GIVEN DATA:
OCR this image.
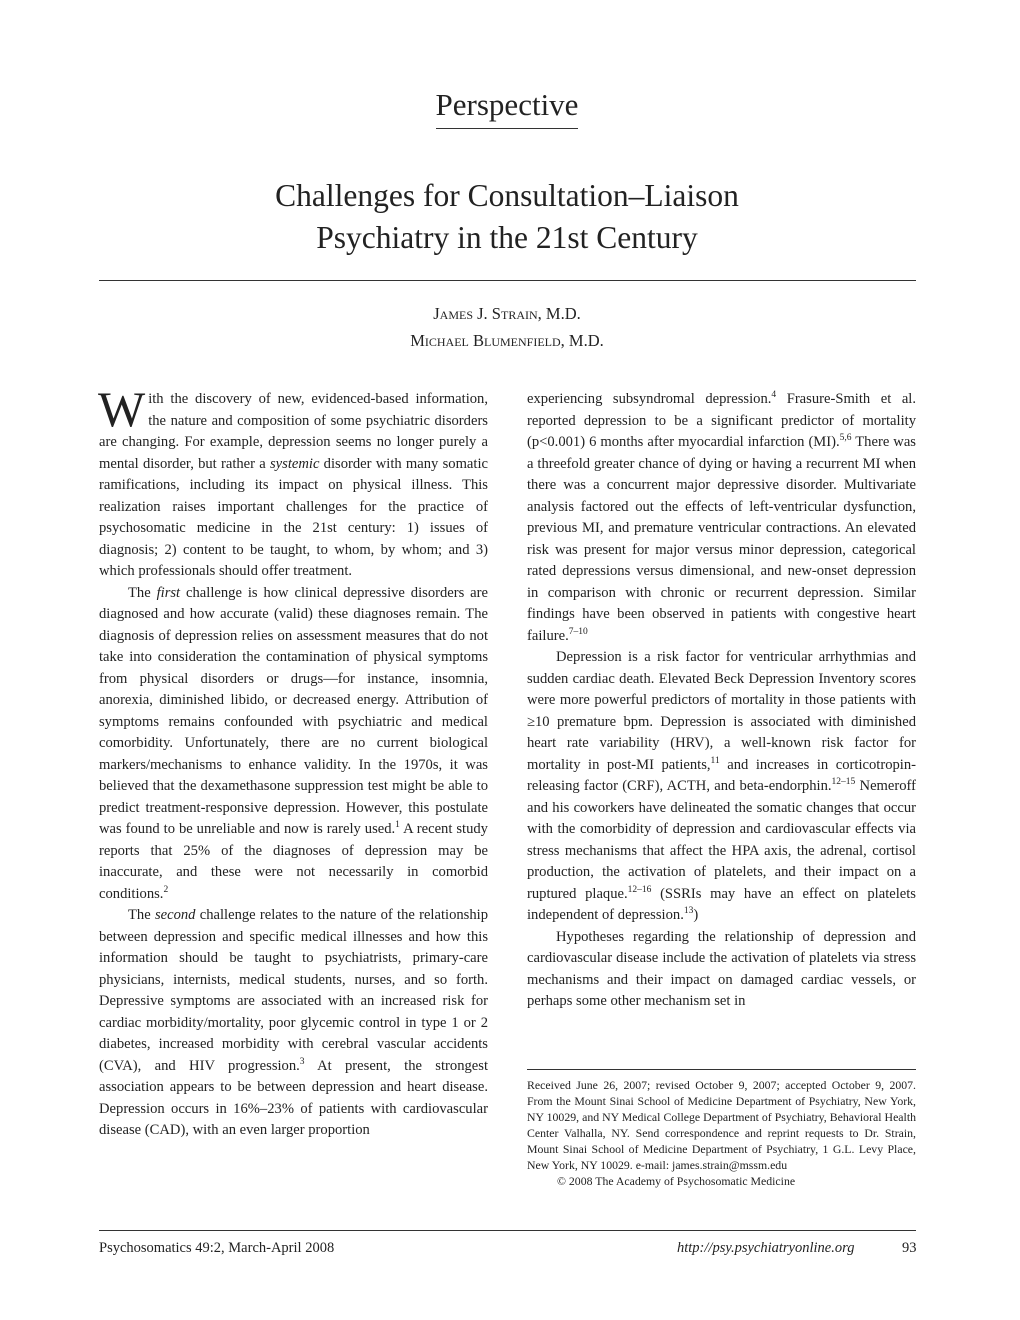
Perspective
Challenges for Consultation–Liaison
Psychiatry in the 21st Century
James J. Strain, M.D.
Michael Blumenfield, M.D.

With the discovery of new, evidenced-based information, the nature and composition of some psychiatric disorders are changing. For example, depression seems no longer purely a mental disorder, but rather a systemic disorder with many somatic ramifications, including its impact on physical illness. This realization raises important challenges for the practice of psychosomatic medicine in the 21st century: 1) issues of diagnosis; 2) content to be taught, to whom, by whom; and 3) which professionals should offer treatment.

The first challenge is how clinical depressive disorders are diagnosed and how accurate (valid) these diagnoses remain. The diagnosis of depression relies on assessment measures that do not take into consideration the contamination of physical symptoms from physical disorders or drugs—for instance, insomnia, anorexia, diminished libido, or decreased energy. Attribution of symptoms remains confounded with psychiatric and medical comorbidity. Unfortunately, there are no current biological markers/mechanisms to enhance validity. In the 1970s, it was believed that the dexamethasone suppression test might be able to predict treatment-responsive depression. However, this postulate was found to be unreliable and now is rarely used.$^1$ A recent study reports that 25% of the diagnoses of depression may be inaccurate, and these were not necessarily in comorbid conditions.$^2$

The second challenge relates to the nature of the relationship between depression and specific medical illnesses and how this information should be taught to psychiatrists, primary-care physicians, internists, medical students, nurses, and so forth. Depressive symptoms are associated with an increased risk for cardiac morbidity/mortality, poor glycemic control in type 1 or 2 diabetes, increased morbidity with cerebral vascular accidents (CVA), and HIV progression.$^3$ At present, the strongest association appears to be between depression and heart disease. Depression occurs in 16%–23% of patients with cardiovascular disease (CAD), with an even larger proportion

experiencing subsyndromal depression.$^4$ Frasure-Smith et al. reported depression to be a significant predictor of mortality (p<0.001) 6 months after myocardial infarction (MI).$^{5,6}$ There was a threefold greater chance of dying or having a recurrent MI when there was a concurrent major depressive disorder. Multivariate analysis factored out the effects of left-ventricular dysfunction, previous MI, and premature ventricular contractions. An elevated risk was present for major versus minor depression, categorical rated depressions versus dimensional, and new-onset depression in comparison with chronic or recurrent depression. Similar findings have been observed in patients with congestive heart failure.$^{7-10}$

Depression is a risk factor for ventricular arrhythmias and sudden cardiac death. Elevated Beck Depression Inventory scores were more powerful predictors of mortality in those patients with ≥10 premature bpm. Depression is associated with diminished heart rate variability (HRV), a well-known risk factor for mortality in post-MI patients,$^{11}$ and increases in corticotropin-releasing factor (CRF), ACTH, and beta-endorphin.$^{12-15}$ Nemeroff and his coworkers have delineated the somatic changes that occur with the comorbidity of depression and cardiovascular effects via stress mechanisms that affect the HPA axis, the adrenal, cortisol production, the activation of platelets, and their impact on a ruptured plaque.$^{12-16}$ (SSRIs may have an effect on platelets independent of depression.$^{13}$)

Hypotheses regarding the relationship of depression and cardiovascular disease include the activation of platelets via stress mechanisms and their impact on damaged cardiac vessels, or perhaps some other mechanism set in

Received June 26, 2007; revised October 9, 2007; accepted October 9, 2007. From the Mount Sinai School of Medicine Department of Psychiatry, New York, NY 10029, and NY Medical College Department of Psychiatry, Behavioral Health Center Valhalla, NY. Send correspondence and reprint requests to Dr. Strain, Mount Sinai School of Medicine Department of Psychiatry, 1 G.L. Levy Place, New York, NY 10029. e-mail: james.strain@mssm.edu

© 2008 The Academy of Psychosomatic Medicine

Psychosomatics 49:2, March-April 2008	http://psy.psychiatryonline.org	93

==

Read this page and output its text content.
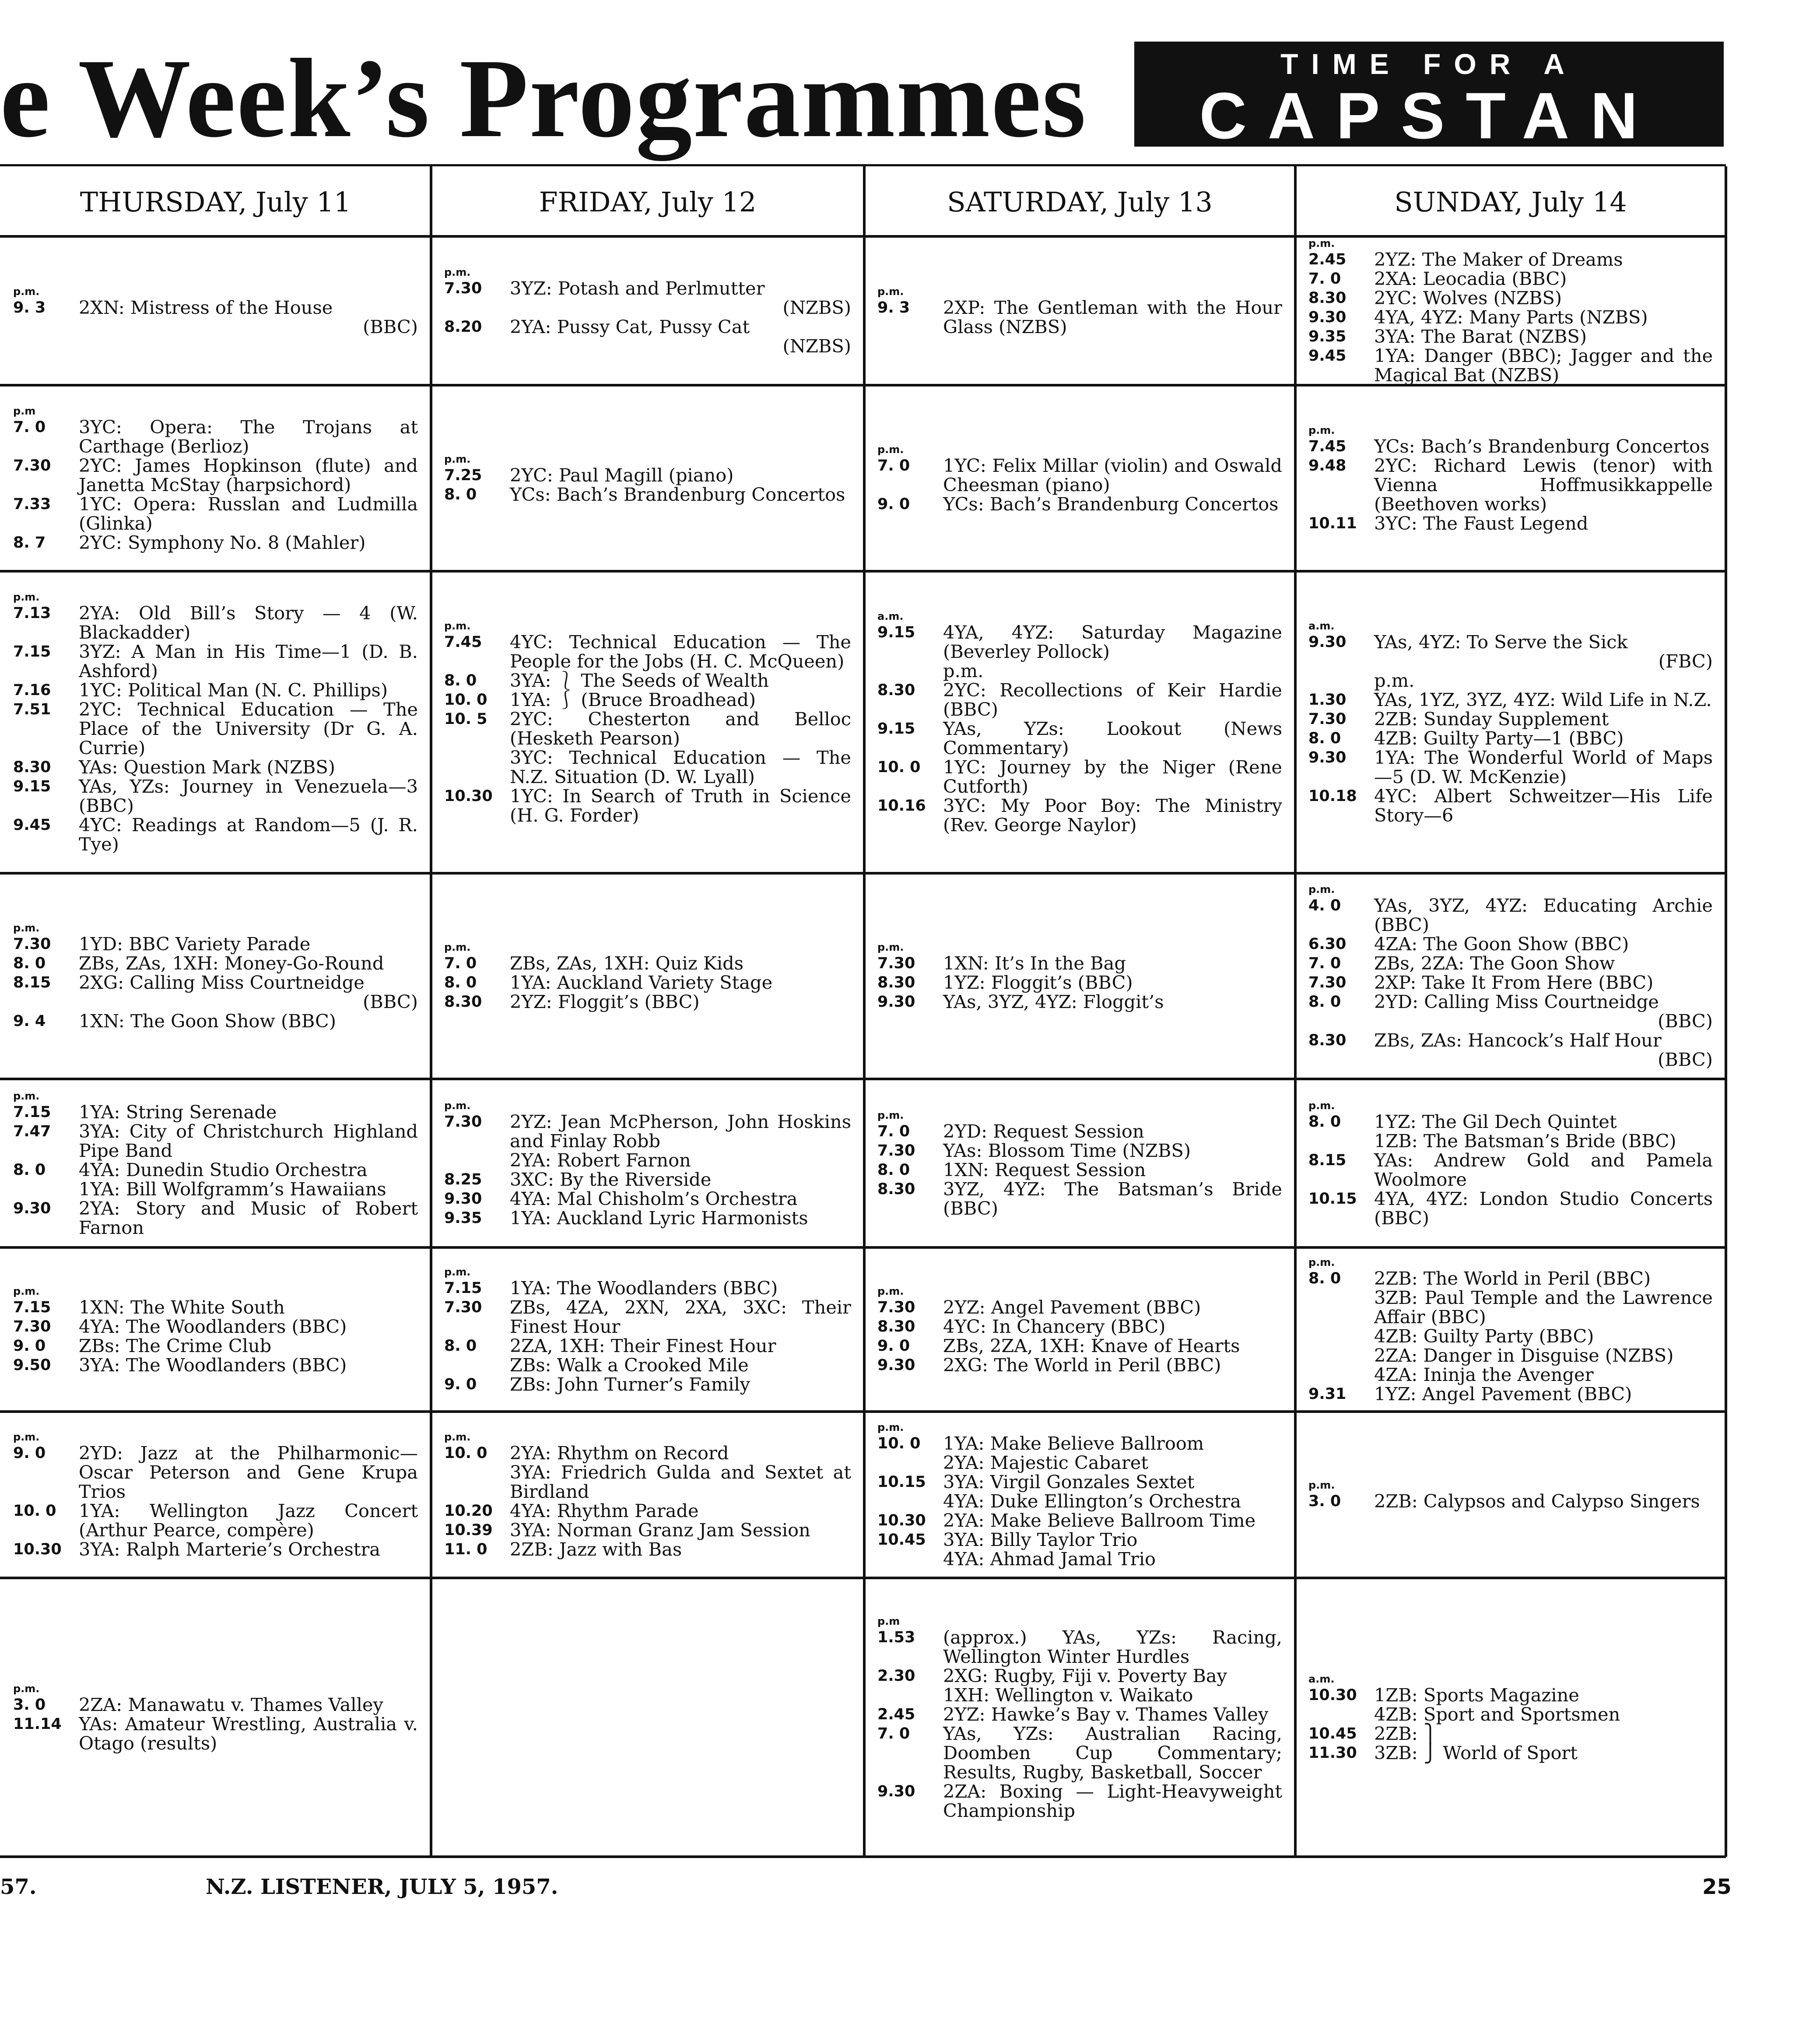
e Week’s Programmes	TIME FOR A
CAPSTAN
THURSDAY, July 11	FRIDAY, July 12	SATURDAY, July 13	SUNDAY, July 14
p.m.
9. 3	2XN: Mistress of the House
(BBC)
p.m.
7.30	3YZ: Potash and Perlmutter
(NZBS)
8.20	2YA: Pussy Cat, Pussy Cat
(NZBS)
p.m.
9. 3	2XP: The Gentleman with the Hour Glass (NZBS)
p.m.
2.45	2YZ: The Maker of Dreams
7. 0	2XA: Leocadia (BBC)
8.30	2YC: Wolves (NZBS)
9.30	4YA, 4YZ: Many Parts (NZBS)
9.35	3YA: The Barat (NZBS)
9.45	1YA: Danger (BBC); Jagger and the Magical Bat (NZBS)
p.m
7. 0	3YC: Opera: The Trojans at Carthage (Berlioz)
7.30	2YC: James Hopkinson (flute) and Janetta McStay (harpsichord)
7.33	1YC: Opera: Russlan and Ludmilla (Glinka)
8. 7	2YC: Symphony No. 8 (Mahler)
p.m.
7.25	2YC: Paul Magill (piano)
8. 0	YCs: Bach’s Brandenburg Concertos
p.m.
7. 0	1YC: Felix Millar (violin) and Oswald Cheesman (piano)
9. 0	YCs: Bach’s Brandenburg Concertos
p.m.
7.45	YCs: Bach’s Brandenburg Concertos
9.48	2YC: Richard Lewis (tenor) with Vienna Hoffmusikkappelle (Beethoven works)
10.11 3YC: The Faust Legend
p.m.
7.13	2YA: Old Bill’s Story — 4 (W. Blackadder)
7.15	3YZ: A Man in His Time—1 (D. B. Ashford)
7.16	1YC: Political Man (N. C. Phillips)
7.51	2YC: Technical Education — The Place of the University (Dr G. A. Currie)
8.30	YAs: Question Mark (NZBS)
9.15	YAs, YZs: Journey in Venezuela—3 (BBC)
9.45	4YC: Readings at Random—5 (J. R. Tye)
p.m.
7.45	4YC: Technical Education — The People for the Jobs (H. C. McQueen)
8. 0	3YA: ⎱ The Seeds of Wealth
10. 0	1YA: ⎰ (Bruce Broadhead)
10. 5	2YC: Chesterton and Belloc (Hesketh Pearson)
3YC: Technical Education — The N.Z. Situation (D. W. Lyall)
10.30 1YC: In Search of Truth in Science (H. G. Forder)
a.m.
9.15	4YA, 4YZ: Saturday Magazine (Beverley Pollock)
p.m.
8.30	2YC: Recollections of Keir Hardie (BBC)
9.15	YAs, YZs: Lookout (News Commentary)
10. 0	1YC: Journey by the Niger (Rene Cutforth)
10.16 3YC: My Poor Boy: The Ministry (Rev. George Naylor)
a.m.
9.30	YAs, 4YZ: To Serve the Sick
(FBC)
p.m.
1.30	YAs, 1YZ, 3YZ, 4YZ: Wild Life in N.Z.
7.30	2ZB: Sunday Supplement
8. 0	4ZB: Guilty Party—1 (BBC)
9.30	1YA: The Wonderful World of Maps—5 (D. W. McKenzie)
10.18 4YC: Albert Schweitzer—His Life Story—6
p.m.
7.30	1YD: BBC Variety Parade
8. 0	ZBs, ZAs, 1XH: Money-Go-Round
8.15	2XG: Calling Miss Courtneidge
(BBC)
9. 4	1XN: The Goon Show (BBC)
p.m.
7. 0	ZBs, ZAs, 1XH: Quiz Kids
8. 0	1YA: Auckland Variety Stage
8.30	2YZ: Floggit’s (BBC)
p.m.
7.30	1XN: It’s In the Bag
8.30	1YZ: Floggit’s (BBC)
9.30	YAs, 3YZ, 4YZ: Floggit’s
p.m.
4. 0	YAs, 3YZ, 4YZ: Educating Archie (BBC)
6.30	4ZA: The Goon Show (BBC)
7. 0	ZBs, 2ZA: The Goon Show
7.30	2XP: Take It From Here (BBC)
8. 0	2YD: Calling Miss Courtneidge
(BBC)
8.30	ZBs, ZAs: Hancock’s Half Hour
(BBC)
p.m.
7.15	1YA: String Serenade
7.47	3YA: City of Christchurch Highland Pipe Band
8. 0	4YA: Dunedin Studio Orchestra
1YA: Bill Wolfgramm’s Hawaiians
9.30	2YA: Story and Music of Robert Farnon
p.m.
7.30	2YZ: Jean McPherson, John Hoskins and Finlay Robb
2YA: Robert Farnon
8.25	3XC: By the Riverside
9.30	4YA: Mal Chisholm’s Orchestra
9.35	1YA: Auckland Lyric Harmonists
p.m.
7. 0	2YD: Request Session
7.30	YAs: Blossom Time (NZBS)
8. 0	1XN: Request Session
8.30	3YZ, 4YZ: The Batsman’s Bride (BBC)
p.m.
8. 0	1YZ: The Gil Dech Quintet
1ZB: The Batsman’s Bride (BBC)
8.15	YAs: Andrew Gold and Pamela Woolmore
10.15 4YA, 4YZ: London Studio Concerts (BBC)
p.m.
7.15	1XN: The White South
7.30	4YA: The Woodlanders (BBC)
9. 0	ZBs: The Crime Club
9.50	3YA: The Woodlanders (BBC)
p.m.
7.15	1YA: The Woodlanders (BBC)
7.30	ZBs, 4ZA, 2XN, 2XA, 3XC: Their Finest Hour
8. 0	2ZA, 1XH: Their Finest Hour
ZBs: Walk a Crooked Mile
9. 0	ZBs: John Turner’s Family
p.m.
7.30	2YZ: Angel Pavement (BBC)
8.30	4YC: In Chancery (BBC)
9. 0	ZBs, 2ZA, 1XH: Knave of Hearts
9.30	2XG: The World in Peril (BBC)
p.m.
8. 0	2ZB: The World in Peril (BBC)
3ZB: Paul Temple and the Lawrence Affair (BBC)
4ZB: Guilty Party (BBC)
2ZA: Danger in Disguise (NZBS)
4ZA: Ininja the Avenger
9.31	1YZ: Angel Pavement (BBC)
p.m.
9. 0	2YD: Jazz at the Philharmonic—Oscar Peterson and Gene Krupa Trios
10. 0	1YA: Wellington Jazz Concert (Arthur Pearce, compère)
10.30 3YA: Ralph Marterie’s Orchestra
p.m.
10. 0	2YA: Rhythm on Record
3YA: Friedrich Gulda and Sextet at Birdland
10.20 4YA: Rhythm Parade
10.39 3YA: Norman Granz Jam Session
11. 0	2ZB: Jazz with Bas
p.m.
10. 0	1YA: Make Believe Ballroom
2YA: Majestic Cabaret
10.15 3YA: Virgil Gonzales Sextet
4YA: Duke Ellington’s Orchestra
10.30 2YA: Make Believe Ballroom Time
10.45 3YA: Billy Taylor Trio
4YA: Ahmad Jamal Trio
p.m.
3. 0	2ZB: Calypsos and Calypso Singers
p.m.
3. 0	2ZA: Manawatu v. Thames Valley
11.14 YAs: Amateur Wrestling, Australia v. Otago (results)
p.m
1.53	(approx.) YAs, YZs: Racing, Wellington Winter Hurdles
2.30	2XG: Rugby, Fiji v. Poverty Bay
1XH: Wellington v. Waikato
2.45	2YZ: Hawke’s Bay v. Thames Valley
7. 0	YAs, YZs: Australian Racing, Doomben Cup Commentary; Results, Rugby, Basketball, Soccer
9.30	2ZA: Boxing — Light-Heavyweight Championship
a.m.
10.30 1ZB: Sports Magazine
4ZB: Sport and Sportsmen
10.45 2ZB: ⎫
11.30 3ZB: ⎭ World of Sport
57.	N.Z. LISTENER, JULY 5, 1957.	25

TASK INSTRUCTIONS:
Return each line from the entries above that includes "Opera".

RESPONSE AREA:
7. 0	3YC: Opera: The Trojans at Carthage (Berlioz)
7.33	1YC: Opera: Russlan and Ludmilla (Glinka)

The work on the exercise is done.